Transcribe the whole listing without a single picture.

====

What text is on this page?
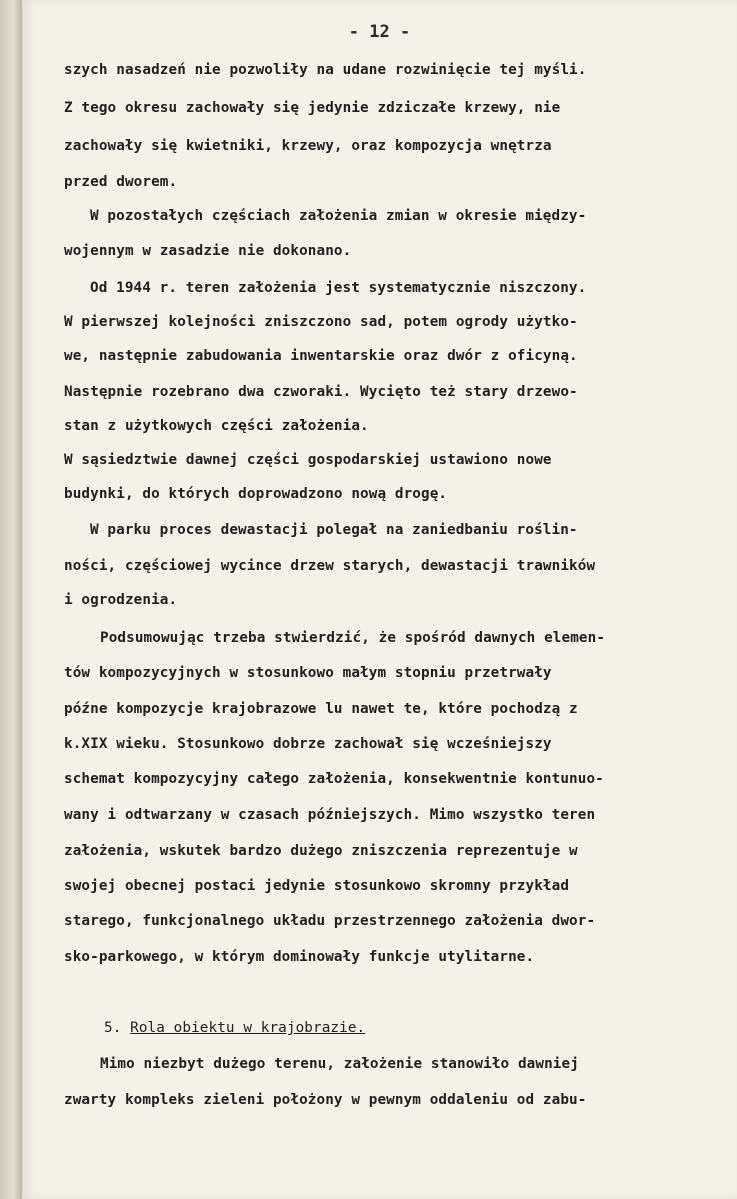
- 12 -
szych nasadzeń nie pozwoliły na udane rozwinięcie tej myśli.
Z tego okresu zachowały się jedynie zdziczałe krzewy, nie
zachowały się kwietniki, krzewy, oraz kompozycja wnętrza
przed dworem.
W pozostałych częściach założenia zmian w okresie między-
wojennym w zasadzie nie dokonano.
Od 1944 r. teren założenia jest systematycznie niszczony.
W pierwszej kolejności zniszczono sad, potem ogrody użytko-
we, następnie zabudowania inwentarskie oraz dwór z oficyną.
Następnie rozebrano dwa czworaki. Wycięto też stary drzewo-
stan z użytkowych części założenia.
W sąsiedztwie dawnej części gospodarskiej ustawiono nowe
budynki, do których doprowadzono nową drogę.
W parku proces dewastacji polegał na zaniedbaniu roślin-
ności, częściowej wycince drzew starych, dewastacji trawników
i ogrodzenia.
Podsumowując trzeba stwierdzić, że spośród dawnych elemen-
tów kompozycyjnych w stosunkowo małym stopniu przetrwały
późne kompozycje krajobrazowe lu nawet te, które pochodzą z
k.XIX wieku. Stosunkowo dobrze zachował się wcześniejszy
schemat kompozycyjny całego założenia, konsekwentnie kontunuo-
wany i odtwarzany w czasach późniejszych. Mimo wszystko teren
założenia, wskutek bardzo dużego zniszczenia reprezentuje w
swojej obecnej postaci jedynie stosunkowo skromny przykład
starego, funkcjonalnego układu przestrzennego założenia dwor-
sko-parkowego, w którym dominowały funkcje utylitarne.
5. Rola obiektu w krajobrazie.
Mimo niezbyt dużego terenu, założenie stanowiło dawniej
zwarty kompleks zieleni położony w pewnym oddaleniu od zabu-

====

Result for this exercise:
What text is on this page?
- 12 -
szych nasadzeń nie pozwoliły na udane rozwinięcie tej myśli.
Z tego okresu zachowały się jedynie zdziczałe krzewy, nie
zachowały się kwietniki, krzewy, oraz kompozycja wnętrza
przed dworem.
W pozostałych częściach założenia zmian w okresie między-
wojennym w zasadzie nie dokonano.
Od 1944 r. teren założenia jest systematycznie niszczony.
W pierwszej kolejności zniszczono sad, potem ogrody użytko-
we, następnie zabudowania inwentarskie oraz dwór z oficyną.
Następnie rozebrano dwa czworaki. Wycięto też stary drzewo-
stan z użytkowych części założenia.
W sąsiedztwie dawnej części gospodarskiej ustawiono nowe
budynki, do których doprowadzono nową drogę.
W parku proces dewastacji polegał na zaniedbaniu roślin-
ności, częściowej wycince drzew starych, dewastacji trawników
i ogrodzenia.
Podsumowując trzeba stwierdzić, że spośród dawnych elemen-
tów kompozycyjnych w stosunkowo małym stopniu przetrwały
późne kompozycje krajobrazowe lu nawet te, które pochodzą z
k.XIX wieku. Stosunkowo dobrze zachował się wcześniejszy
schemat kompozycyjny całego założenia, konsekwentnie kontunuo-
wany i odtwarzany w czasach późniejszych. Mimo wszystko teren
założenia, wskutek bardzo dużego zniszczenia reprezentuje w
swojej obecnej postaci jedynie stosunkowo skromny przykład
starego, funkcjonalnego układu przestrzennego założenia dwor-
sko-parkowego, w którym dominowały funkcje utylitarne.
5. Rola obiektu w krajobrazie.
Mimo niezbyt dużego terenu, założenie stanowiło dawniej
zwarty kompleks zieleni położony w pewnym oddaleniu od zabu-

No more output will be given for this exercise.